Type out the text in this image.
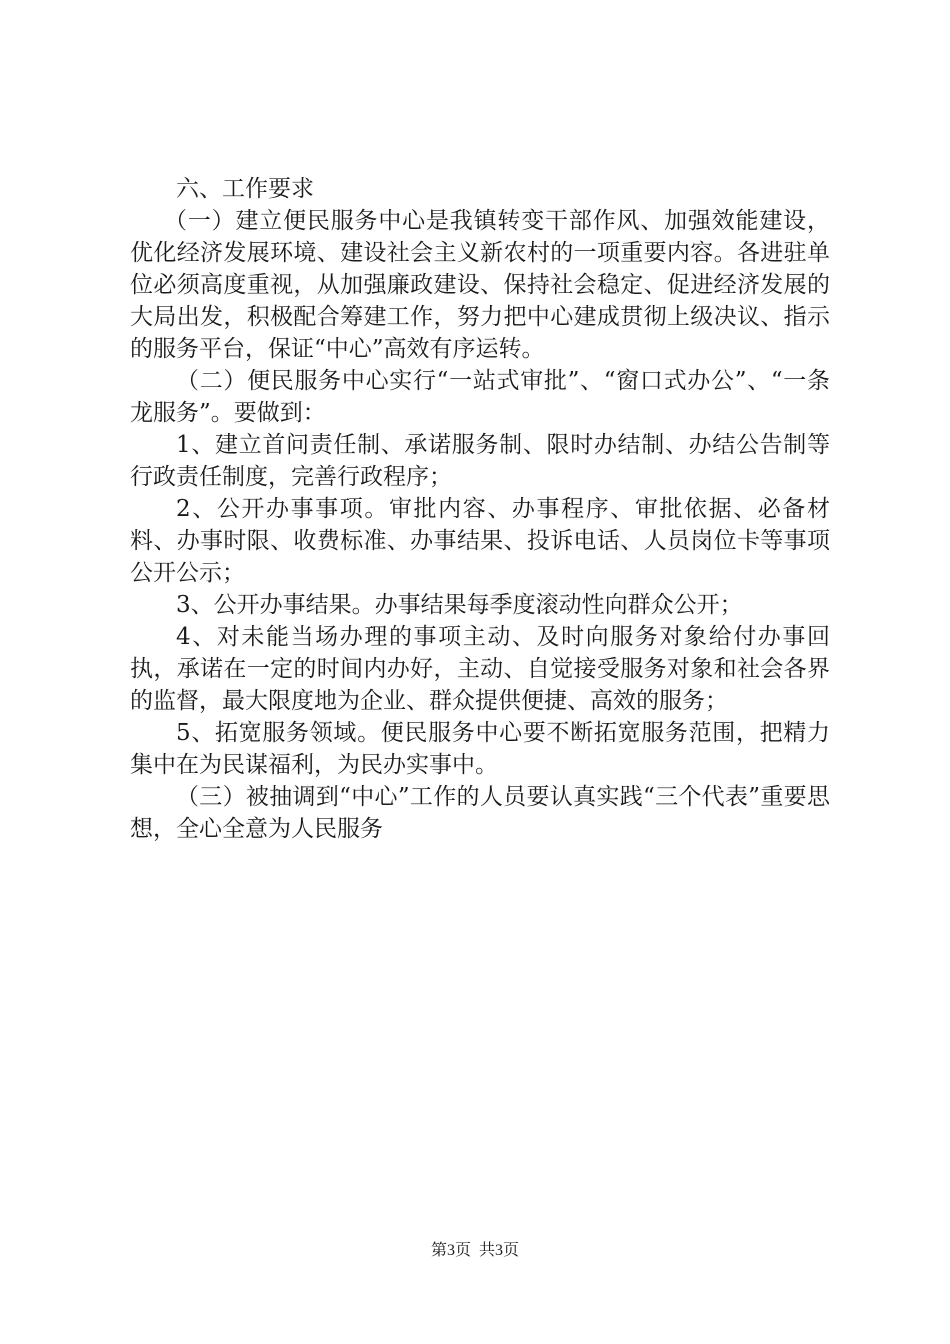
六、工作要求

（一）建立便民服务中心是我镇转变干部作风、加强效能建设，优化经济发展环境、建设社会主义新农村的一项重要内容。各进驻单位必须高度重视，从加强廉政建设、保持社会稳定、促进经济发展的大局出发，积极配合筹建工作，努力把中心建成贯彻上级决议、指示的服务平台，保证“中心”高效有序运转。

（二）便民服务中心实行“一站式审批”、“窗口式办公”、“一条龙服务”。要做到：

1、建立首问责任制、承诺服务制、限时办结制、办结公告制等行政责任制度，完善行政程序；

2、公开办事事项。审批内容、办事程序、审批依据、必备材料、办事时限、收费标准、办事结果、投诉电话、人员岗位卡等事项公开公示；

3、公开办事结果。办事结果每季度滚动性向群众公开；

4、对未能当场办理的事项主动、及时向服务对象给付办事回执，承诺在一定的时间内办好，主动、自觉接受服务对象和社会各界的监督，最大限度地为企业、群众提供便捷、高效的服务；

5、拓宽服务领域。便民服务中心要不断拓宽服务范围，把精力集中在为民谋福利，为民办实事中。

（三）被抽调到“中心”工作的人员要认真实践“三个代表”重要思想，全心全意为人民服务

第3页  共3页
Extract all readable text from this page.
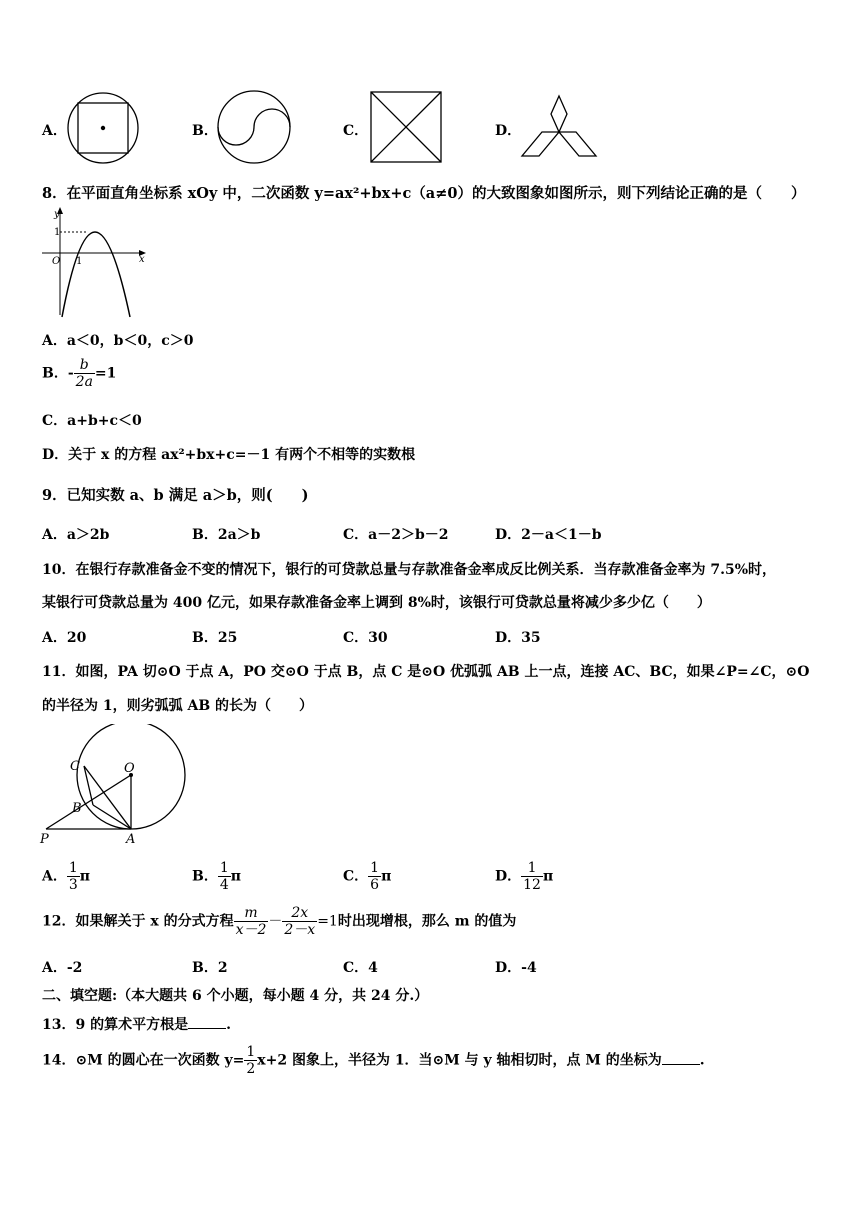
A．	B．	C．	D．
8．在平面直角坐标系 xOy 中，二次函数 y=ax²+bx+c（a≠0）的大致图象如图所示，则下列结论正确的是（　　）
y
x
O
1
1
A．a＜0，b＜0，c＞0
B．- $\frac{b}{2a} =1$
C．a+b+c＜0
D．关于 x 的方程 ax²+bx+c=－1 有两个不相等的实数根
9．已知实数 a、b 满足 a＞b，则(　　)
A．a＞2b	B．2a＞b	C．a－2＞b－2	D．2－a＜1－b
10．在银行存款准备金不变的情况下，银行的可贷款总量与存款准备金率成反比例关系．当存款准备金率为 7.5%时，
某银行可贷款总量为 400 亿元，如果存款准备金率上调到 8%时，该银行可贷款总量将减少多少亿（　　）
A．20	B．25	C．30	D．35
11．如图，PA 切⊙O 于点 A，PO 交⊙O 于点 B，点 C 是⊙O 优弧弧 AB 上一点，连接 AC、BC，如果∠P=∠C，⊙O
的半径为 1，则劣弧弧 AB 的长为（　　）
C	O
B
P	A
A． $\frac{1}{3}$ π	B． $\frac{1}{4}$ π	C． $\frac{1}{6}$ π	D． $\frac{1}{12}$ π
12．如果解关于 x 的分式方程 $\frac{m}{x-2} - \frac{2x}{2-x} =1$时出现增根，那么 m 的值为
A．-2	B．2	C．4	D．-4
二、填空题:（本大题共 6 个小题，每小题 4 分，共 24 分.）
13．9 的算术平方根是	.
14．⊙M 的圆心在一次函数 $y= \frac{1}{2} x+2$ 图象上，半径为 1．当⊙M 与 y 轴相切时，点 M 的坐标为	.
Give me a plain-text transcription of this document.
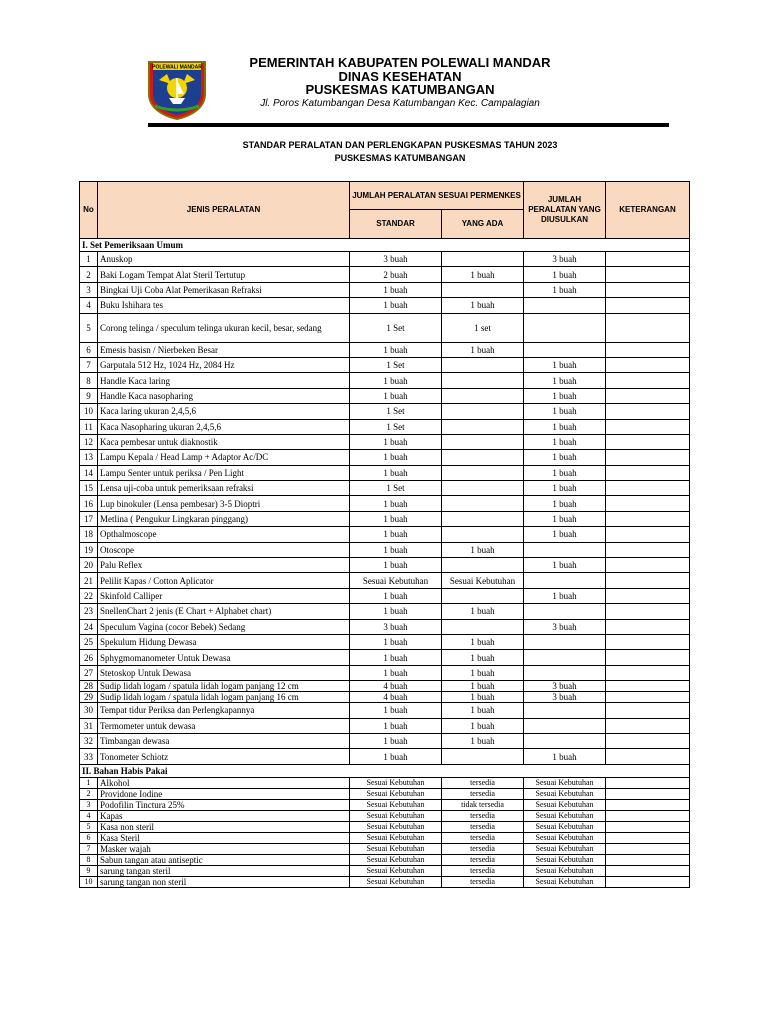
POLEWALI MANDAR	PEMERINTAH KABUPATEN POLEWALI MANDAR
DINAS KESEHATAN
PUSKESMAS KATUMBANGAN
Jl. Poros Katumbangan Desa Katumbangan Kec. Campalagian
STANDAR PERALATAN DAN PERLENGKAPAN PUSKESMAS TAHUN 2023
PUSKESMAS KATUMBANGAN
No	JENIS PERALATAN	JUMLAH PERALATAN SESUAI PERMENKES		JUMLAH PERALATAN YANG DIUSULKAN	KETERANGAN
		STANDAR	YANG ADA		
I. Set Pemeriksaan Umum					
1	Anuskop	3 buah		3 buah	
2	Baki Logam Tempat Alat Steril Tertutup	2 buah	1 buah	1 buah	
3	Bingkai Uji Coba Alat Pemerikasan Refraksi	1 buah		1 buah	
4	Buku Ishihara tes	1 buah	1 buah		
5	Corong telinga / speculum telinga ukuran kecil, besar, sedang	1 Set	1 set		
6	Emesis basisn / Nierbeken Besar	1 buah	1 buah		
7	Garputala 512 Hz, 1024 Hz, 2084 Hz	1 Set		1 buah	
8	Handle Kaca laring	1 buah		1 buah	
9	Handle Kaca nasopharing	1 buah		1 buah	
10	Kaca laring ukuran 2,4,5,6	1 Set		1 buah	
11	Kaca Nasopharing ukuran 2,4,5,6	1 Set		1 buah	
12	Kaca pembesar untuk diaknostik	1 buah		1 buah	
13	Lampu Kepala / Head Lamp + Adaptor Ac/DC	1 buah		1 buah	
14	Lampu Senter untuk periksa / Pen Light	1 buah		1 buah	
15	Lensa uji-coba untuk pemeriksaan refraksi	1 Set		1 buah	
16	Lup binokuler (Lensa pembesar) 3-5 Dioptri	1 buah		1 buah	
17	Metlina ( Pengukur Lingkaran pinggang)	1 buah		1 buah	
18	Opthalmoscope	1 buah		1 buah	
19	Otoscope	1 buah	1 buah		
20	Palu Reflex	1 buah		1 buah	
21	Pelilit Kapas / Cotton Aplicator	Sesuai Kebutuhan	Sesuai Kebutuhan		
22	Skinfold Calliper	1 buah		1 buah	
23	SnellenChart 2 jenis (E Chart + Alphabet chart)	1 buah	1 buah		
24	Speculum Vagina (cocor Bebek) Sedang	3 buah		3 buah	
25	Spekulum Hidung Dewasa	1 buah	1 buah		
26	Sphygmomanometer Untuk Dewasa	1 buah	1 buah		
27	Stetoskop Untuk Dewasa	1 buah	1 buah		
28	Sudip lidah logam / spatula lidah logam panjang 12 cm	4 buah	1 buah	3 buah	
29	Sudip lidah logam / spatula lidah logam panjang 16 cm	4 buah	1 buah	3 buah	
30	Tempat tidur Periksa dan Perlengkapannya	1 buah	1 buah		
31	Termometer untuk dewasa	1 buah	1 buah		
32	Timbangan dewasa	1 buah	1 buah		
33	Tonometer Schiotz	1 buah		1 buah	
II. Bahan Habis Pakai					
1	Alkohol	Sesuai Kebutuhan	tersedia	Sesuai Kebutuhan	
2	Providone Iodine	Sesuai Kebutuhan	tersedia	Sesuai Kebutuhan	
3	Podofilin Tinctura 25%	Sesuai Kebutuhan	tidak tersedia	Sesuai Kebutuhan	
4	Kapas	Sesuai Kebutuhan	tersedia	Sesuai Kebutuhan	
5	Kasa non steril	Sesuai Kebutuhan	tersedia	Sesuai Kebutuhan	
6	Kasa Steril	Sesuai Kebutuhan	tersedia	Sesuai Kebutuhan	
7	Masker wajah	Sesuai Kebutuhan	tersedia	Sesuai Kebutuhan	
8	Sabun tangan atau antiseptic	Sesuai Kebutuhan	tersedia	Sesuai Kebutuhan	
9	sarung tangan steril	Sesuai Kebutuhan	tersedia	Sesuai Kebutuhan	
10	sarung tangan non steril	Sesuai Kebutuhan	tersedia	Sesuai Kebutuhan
◇ ◇ ◇ ◇
** Aim **
The material above holds pictures; copy everything else in it exactly.

** Solved problem **
Type out the text in this image.
六、工作要求

（一）建立便民服务中心是我镇转变干部作风、加强效能建设，优化经济发展环境、建设社会主义新农村的一项重要内容。各进驻单位必须高度重视，从加强廉政建设、保持社会稳定、促进经济发展的大局出发，积极配合筹建工作，努力把中心建成贯彻上级决议、指示的服务平台，保证“中心”高效有序运转。

（二）便民服务中心实行“一站式审批”、“窗口式办公”、“一条龙服务”。要做到：

1、建立首问责任制、承诺服务制、限时办结制、办结公告制等行政责任制度，完善行政程序；

2、公开办事事项。审批内容、办事程序、审批依据、必备材料、办事时限、收费标准、办事结果、投诉电话、人员岗位卡等事项公开公示；

3、公开办事结果。办事结果每季度滚动性向群众公开；

4、对未能当场办理的事项主动、及时向服务对象给付办事回执，承诺在一定的时间内办好，主动、自觉接受服务对象和社会各界的监督，最大限度地为企业、群众提供便捷、高效的服务；

5、拓宽服务领域。便民服务中心要不断拓宽服务范围，把精力集中在为民谋福利，为民办实事中。

（三）被抽调到“中心”工作的人员要认真实践“三个代表”重要思想，全心全意为人民服务

第3页  共3页
Extract all readable text from this page.
A．	B．	C．	D．
8．在平面直角坐标系 xOy 中，二次函数 y=ax²+bx+c（a≠0）的大致图象如图所示，则下列结论正确的是（　　）
y
x
O
1
1
A．a＜0，b＜0，c＞0
B．- $\frac{b}{2a} =1$
C．a+b+c＜0
D．关于 x 的方程 ax²+bx+c=－1 有两个不相等的实数根
9．已知实数 a、b 满足 a＞b，则(　　)
A．a＞2b	B．2a＞b	C．a－2＞b－2	D．2－a＜1－b
10．在银行存款准备金不变的情况下，银行的可贷款总量与存款准备金率成反比例关系．当存款准备金率为 7.5%时，
某银行可贷款总量为 400 亿元，如果存款准备金率上调到 8%时，该银行可贷款总量将减少多少亿（　　）
A．20	B．25	C．30	D．35
11．如图，PA 切⊙O 于点 A，PO 交⊙O 于点 B，点 C 是⊙O 优弧弧 AB 上一点，连接 AC、BC，如果∠P=∠C，⊙O
的半径为 1，则劣弧弧 AB 的长为（　　）
C	O
B
P	A
A． $\frac{1}{3}$ π	B． $\frac{1}{4}$ π	C． $\frac{1}{6}$ π	D． $\frac{1}{12}$ π
12．如果解关于 x 的分式方程 $\frac{m}{x-2} - \frac{2x}{2-x} =1$时出现增根，那么 m 的值为
A．-2	B．2	C．4	D．-4
二、填空题:（本大题共 6 个小题，每小题 4 分，共 24 分.）
13．9 的算术平方根是	.
14．⊙M 的圆心在一次函数 $y= \frac{1}{2} x+2$ 图象上，半径为 1．当⊙M 与 y 轴相切时，点 M 的坐标为	.
Give me a plain-text transcription of this document.
POLEWALI MANDAR	PEMERINTAH KABUPATEN POLEWALI MANDAR
DINAS KESEHATAN
PUSKESMAS KATUMBANGAN
Jl. Poros Katumbangan Desa Katumbangan Kec. Campalagian
STANDAR PERALATAN DAN PERLENGKAPAN PUSKESMAS TAHUN 2023
PUSKESMAS KATUMBANGAN
No	JENIS PERALATAN	JUMLAH PERALATAN SESUAI PERMENKES		JUMLAH PERALATAN YANG DIUSULKAN	KETERANGAN
		STANDAR	YANG ADA		
I. Set Pemeriksaan Umum					
1	Anuskop	3 buah		3 buah	
2	Baki Logam Tempat Alat Steril Tertutup	2 buah	1 buah	1 buah	
3	Bingkai Uji Coba Alat Pemerikasan Refraksi	1 buah		1 buah	
4	Buku Ishihara tes	1 buah	1 buah		
5	Corong telinga / speculum telinga ukuran kecil, besar, sedang	1 Set	1 set		
6	Emesis basisn / Nierbeken Besar	1 buah	1 buah		
7	Garputala 512 Hz, 1024 Hz, 2084 Hz	1 Set		1 buah	
8	Handle Kaca laring	1 buah		1 buah	
9	Handle Kaca nasopharing	1 buah		1 buah	
10	Kaca laring ukuran 2,4,5,6	1 Set		1 buah	
11	Kaca Nasopharing ukuran 2,4,5,6	1 Set		1 buah	
12	Kaca pembesar untuk diaknostik	1 buah		1 buah	
13	Lampu Kepala / Head Lamp + Adaptor Ac/DC	1 buah		1 buah	
14	Lampu Senter untuk periksa / Pen Light	1 buah		1 buah	
15	Lensa uji-coba untuk pemeriksaan refraksi	1 Set		1 buah	
16	Lup binokuler (Lensa pembesar) 3-5 Dioptri	1 buah		1 buah	
17	Metlina ( Pengukur Lingkaran pinggang)	1 buah		1 buah	
18	Opthalmoscope	1 buah		1 buah	
19	Otoscope	1 buah	1 buah		
20	Palu Reflex	1 buah		1 buah	
21	Pelilit Kapas / Cotton Aplicator	Sesuai Kebutuhan	Sesuai Kebutuhan		
22	Skinfold Calliper	1 buah		1 buah	
23	SnellenChart 2 jenis (E Chart + Alphabet chart)	1 buah	1 buah		
24	Speculum Vagina (cocor Bebek) Sedang	3 buah		3 buah	
25	Spekulum Hidung Dewasa	1 buah	1 buah		
26	Sphygmomanometer Untuk Dewasa	1 buah	1 buah		
27	Stetoskop Untuk Dewasa	1 buah	1 buah		
28	Sudip lidah logam / spatula lidah logam panjang 12 cm	4 buah	1 buah	3 buah	
29	Sudip lidah logam / spatula lidah logam panjang 16 cm	4 buah	1 buah	3 buah	
30	Tempat tidur Periksa dan Perlengkapannya	1 buah	1 buah		
31	Termometer untuk dewasa	1 buah	1 buah		
32	Timbangan dewasa	1 buah	1 buah		
33	Tonometer Schiotz	1 buah		1 buah	
II. Bahan Habis Pakai					
1	Alkohol	Sesuai Kebutuhan	tersedia	Sesuai Kebutuhan	
2	Providone Iodine	Sesuai Kebutuhan	tersedia	Sesuai Kebutuhan	
3	Podofilin Tinctura 25%	Sesuai Kebutuhan	tidak tersedia	Sesuai Kebutuhan	
4	Kapas	Sesuai Kebutuhan	tersedia	Sesuai Kebutuhan	
5	Kasa non steril	Sesuai Kebutuhan	tersedia	Sesuai Kebutuhan	
6	Kasa Steril	Sesuai Kebutuhan	tersedia	Sesuai Kebutuhan	
7	Masker wajah	Sesuai Kebutuhan	tersedia	Sesuai Kebutuhan	
8	Sabun tangan atau antiseptic	Sesuai Kebutuhan	tersedia	Sesuai Kebutuhan	
9	sarung tangan steril	Sesuai Kebutuhan	tersedia	Sesuai Kebutuhan	
10	sarung tangan non steril	Sesuai Kebutuhan	tersedia	Sesuai Kebutuhan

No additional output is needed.